_Source data_
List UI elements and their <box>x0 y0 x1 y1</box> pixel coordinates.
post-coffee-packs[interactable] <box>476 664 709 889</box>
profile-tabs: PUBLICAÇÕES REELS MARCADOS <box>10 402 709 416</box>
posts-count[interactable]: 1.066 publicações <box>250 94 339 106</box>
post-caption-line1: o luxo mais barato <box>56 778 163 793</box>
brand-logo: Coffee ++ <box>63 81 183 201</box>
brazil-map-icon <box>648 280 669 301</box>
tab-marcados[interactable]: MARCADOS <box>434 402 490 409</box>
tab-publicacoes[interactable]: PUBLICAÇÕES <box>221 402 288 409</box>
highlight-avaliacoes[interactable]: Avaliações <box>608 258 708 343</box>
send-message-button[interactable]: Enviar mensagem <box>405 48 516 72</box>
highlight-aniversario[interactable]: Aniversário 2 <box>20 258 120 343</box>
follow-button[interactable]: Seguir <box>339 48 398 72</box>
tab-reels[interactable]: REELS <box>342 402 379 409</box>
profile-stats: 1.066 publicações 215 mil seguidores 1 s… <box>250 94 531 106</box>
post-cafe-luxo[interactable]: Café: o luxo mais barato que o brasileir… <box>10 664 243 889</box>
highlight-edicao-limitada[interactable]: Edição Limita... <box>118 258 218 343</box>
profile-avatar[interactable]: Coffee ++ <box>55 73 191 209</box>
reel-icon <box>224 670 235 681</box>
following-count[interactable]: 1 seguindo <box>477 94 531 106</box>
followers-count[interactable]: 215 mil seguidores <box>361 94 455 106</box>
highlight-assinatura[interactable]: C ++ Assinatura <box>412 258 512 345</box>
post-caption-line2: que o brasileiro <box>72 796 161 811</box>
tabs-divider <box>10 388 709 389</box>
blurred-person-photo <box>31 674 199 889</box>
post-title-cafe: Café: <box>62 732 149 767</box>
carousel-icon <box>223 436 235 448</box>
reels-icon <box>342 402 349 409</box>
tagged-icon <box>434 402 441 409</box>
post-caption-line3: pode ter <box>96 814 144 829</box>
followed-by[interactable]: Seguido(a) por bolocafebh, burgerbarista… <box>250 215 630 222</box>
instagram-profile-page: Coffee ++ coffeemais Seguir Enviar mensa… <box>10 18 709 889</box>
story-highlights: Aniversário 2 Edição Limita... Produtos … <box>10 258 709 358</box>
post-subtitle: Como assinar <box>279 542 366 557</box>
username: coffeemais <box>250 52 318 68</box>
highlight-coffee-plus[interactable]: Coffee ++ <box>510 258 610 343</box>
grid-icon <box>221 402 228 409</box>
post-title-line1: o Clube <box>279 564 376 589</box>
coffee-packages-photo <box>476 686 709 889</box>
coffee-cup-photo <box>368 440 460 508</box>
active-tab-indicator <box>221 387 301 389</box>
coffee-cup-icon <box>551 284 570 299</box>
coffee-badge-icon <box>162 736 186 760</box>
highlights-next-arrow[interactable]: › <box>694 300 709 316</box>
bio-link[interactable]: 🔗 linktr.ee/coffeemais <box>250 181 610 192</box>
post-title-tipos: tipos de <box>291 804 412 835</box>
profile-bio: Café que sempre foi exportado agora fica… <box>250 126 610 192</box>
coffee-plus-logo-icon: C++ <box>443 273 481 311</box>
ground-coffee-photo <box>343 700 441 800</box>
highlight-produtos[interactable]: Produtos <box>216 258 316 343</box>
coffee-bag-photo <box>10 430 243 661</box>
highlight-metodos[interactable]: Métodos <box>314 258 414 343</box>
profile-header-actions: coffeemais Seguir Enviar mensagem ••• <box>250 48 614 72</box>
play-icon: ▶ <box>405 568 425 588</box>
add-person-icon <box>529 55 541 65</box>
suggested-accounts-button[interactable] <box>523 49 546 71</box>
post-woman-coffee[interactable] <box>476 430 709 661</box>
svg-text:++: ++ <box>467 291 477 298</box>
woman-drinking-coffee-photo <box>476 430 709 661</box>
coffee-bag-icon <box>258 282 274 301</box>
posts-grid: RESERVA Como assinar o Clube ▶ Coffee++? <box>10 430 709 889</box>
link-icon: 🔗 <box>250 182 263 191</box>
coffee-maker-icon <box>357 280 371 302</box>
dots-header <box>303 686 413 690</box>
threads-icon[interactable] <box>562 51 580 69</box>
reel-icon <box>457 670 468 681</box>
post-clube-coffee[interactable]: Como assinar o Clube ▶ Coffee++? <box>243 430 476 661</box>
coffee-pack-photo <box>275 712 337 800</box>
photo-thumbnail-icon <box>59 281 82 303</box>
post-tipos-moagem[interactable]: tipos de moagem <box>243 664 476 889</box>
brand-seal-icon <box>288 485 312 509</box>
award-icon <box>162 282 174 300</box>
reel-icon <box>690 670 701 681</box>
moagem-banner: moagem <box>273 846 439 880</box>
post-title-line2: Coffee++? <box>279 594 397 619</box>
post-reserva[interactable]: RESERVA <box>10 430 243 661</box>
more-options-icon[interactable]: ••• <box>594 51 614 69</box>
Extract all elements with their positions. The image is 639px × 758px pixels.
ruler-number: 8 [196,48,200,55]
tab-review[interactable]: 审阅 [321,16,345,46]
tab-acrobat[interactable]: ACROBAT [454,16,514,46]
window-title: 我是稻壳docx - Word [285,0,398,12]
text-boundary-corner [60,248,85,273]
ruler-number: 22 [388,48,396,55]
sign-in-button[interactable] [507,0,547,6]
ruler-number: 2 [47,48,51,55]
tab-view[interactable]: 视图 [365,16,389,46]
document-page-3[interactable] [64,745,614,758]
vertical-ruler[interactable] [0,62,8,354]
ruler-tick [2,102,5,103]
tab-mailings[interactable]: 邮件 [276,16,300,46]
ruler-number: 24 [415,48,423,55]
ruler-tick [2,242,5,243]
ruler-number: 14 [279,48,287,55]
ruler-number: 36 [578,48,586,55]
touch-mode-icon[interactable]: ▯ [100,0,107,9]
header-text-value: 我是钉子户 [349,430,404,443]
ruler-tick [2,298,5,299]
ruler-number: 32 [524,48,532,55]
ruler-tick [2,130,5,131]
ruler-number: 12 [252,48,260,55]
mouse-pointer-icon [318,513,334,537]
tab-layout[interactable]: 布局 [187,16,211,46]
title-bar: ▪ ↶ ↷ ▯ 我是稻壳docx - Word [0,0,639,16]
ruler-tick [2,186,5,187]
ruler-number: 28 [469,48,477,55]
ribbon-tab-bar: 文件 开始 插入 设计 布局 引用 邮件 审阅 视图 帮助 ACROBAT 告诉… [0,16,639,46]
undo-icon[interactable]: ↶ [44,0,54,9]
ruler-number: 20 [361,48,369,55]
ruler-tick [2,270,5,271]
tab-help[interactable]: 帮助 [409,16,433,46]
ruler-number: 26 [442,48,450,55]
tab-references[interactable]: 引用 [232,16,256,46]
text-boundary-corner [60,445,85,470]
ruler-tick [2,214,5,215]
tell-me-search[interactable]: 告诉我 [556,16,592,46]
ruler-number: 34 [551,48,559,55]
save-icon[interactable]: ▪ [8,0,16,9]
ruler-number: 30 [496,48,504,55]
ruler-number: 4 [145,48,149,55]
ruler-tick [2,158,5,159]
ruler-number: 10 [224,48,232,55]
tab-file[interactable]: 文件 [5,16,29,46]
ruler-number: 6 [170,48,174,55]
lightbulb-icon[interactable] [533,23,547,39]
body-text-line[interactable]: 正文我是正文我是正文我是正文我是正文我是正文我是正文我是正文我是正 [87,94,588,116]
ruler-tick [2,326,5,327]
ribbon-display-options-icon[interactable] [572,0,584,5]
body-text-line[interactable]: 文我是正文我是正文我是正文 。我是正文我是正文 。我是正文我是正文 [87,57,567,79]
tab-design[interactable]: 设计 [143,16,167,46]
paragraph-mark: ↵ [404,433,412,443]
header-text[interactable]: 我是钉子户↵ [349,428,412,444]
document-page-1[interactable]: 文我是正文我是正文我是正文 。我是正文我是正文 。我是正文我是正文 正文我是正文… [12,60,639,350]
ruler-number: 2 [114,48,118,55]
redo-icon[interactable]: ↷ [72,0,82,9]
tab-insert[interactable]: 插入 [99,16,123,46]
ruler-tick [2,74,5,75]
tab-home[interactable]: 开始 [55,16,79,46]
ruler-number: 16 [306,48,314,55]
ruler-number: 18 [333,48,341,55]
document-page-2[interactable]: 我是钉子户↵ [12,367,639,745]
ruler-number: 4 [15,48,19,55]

_What is expected_
Starting at the first line of the rows and ending with the line that contains "post-caption-line1: o luxo", recast each line as one string in a JSON list, skipping blank lines.

_Answer to this exercise_
[
  "List UI elements and their <box>x0 y0 x1 y1</box> pixel coordinates.",
  "post-coffee-packs[interactable] <box>476 664 709 889</box>",
  "profile-tabs: PUBLICAÇÕES REELS MARCADOS <box>10 402 709 416</box>",
  "posts-count[interactable]: 1.066 publicações <box>250 94 339 106</box>",
  "post-caption-line1: o luxo mais barato <box>56 778 163 793</box>"
]